Data to process:
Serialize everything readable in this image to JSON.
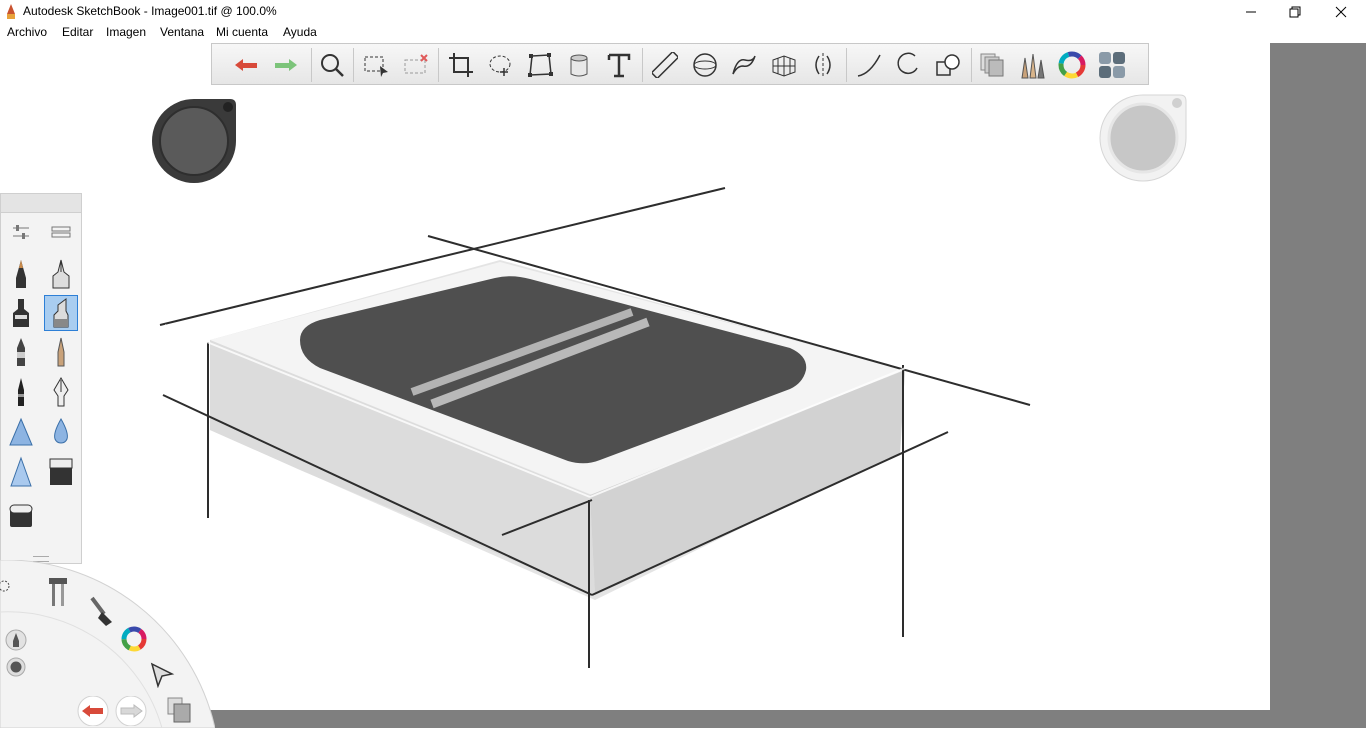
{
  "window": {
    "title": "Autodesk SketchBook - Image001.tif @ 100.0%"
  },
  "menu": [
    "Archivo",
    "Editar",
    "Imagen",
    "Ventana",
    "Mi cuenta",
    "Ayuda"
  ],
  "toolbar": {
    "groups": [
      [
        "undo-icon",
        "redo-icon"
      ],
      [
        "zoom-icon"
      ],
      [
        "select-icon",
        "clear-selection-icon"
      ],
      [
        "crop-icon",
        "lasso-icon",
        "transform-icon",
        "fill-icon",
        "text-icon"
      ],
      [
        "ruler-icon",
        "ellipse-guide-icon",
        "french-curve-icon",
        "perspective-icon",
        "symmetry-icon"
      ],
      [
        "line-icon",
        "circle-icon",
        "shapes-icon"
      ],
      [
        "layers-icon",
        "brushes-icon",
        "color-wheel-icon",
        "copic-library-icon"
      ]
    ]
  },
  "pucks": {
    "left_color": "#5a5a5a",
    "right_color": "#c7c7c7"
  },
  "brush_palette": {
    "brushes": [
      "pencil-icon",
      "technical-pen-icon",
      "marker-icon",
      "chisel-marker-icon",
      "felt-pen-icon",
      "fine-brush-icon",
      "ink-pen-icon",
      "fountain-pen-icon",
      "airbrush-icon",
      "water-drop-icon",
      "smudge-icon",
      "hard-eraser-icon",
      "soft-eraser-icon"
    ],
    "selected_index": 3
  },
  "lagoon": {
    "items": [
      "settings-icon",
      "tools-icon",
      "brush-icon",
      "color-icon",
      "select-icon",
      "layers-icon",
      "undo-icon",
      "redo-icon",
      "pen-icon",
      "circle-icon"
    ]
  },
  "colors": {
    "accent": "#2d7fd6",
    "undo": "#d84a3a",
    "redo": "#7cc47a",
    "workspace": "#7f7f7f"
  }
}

Given task: Repeat the data above exactly, but not the pictures.

Task answer:
Serialize everything readable in this image to JSON.
{
  "window": {
    "title": "Autodesk SketchBook - Image001.tif @ 100.0%"
  },
  "menu": [
    "Archivo",
    "Editar",
    "Imagen",
    "Ventana",
    "Mi cuenta",
    "Ayuda"
  ],
  "toolbar": {
    "groups": [
      [
        "undo-icon",
        "redo-icon"
      ],
      [
        "zoom-icon"
      ],
      [
        "select-icon",
        "clear-selection-icon"
      ],
      [
        "crop-icon",
        "lasso-icon",
        "transform-icon",
        "fill-icon",
        "text-icon"
      ],
      [
        "ruler-icon",
        "ellipse-guide-icon",
        "french-curve-icon",
        "perspective-icon",
        "symmetry-icon"
      ],
      [
        "line-icon",
        "circle-icon",
        "shapes-icon"
      ],
      [
        "layers-icon",
        "brushes-icon",
        "color-wheel-icon",
        "copic-library-icon"
      ]
    ]
  },
  "pucks": {
    "left_color": "#5a5a5a",
    "right_color": "#c7c7c7"
  },
  "brush_palette": {
    "brushes": [
      "pencil-icon",
      "technical-pen-icon",
      "marker-icon",
      "chisel-marker-icon",
      "felt-pen-icon",
      "fine-brush-icon",
      "ink-pen-icon",
      "fountain-pen-icon",
      "airbrush-icon",
      "water-drop-icon",
      "smudge-icon",
      "hard-eraser-icon",
      "soft-eraser-icon"
    ],
    "selected_index": 3
  },
  "lagoon": {
    "items": [
      "settings-icon",
      "tools-icon",
      "brush-icon",
      "color-icon",
      "select-icon",
      "layers-icon",
      "undo-icon",
      "redo-icon",
      "pen-icon",
      "circle-icon"
    ]
  },
  "colors": {
    "accent": "#2d7fd6",
    "undo": "#d84a3a",
    "redo": "#7cc47a",
    "workspace": "#7f7f7f"
  }
}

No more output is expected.